WHAT IS NEEDED:
Count lines holding the string "winter" in the data that follows. Reply with one number only.

EXERCISE MATERIALS:
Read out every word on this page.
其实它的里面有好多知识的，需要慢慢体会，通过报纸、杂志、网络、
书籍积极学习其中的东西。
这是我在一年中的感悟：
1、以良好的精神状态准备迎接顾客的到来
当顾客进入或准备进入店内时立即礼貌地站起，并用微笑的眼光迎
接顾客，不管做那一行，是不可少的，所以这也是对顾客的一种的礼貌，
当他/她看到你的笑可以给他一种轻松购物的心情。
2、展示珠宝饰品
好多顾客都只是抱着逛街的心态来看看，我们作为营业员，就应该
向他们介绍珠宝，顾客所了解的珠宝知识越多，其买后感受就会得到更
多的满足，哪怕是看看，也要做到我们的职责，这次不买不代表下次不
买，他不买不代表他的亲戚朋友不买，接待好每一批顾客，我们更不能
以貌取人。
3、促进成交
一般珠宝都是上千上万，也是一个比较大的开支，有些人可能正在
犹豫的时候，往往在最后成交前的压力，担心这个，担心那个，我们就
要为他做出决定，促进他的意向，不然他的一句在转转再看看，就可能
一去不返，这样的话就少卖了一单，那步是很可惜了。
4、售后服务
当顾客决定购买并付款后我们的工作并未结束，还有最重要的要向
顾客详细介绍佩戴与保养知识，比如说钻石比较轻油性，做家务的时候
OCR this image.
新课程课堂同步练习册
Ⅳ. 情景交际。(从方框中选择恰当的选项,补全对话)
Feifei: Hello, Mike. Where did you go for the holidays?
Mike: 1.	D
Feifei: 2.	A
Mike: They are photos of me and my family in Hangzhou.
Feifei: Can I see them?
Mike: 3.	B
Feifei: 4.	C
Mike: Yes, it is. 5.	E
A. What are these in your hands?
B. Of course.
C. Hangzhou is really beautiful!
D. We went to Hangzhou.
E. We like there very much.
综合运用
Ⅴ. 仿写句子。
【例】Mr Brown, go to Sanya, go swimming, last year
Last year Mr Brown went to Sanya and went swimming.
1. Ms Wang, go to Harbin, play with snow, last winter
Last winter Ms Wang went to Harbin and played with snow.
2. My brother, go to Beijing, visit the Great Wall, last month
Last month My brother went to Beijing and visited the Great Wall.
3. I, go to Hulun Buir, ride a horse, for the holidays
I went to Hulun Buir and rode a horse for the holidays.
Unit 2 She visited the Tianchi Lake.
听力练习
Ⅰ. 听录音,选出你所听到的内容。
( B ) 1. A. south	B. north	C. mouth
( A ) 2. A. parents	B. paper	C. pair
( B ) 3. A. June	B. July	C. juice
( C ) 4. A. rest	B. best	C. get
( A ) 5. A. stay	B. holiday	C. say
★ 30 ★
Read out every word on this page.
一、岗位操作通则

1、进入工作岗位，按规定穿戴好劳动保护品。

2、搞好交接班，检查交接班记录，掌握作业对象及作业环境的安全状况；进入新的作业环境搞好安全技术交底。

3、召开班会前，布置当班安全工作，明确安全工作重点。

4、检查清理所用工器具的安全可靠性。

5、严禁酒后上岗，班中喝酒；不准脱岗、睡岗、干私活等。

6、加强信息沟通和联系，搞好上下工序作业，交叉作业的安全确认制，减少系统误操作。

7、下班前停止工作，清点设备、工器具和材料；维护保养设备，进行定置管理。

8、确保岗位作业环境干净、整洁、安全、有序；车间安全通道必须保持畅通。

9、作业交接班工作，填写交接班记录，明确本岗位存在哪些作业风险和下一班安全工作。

SOLUTION TO THIS PROBLEM:
2